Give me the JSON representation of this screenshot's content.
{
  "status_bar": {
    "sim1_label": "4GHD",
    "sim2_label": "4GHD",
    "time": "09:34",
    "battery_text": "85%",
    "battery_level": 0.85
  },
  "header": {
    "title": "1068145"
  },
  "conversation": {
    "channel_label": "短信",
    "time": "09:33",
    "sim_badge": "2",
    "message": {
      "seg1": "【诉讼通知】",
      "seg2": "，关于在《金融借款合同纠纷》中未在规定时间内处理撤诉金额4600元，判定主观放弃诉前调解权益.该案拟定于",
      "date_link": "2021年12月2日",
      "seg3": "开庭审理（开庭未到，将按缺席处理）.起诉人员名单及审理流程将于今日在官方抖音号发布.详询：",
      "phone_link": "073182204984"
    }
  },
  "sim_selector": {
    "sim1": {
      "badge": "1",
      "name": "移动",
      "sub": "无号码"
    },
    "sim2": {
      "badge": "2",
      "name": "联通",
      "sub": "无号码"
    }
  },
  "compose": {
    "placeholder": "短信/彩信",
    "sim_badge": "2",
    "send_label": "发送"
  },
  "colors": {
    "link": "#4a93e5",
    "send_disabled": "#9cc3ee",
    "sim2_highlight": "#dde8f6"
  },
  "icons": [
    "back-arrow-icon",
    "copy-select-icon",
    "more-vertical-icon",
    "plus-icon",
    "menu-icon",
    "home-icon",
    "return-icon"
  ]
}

WRITTEN INSTRUCTION
Set down the listing above in full, please, exactly as it appears.

OUTPUT BELOW
Give me the JSON representation of this screenshot's content.
{
  "status_bar": {
    "sim1_label": "4GHD",
    "sim2_label": "4GHD",
    "time": "09:34",
    "battery_text": "85%",
    "battery_level": 0.85
  },
  "header": {
    "title": "1068145"
  },
  "conversation": {
    "channel_label": "短信",
    "time": "09:33",
    "sim_badge": "2",
    "message": {
      "seg1": "【诉讼通知】",
      "seg2": "，关于在《金融借款合同纠纷》中未在规定时间内处理撤诉金额4600元，判定主观放弃诉前调解权益.该案拟定于",
      "date_link": "2021年12月2日",
      "seg3": "开庭审理（开庭未到，将按缺席处理）.起诉人员名单及审理流程将于今日在官方抖音号发布.详询：",
      "phone_link": "073182204984"
    }
  },
  "sim_selector": {
    "sim1": {
      "badge": "1",
      "name": "移动",
      "sub": "无号码"
    },
    "sim2": {
      "badge": "2",
      "name": "联通",
      "sub": "无号码"
    }
  },
  "compose": {
    "placeholder": "短信/彩信",
    "sim_badge": "2",
    "send_label": "发送"
  },
  "colors": {
    "link": "#4a93e5",
    "send_disabled": "#9cc3ee",
    "sim2_highlight": "#dde8f6"
  },
  "icons": [
    "back-arrow-icon",
    "copy-select-icon",
    "more-vertical-icon",
    "plus-icon",
    "menu-icon",
    "home-icon",
    "return-icon"
  ]
}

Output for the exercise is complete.